Answer with nothing but a number: how many lines include the word "this"?

> Supplied material:
--- --- ---

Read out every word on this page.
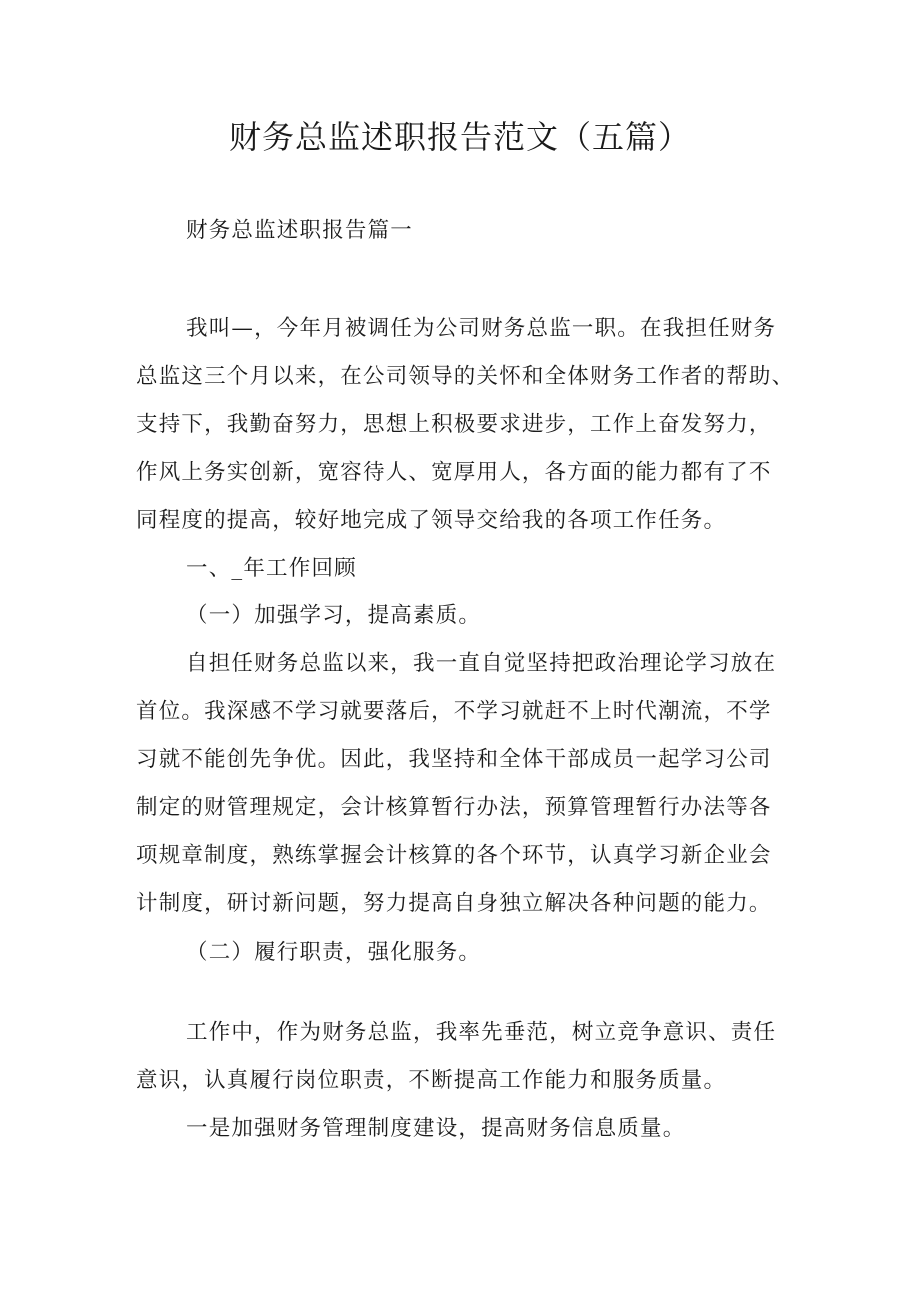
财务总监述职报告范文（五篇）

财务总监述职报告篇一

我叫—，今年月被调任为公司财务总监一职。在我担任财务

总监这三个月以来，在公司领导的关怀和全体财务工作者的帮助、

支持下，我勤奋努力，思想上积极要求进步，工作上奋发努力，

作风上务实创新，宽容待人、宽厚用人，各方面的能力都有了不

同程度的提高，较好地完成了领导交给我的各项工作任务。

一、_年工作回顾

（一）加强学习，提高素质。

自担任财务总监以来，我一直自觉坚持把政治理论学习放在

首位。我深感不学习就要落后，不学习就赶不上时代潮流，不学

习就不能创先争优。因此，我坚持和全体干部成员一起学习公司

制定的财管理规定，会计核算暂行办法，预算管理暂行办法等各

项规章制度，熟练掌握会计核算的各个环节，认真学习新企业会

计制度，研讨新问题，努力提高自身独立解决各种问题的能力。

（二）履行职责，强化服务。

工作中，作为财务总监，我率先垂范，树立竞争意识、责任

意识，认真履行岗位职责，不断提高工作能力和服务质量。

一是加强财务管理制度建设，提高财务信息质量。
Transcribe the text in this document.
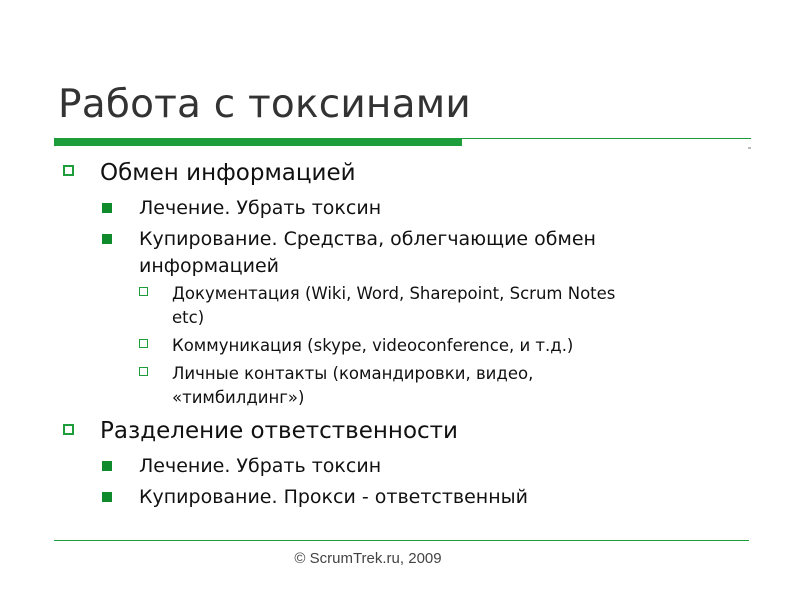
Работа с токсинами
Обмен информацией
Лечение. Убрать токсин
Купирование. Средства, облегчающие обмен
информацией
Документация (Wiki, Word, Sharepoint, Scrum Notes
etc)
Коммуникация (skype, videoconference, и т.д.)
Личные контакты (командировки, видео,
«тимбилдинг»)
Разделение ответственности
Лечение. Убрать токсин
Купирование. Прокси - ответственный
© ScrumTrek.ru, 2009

--- --- ---

> Task output:
2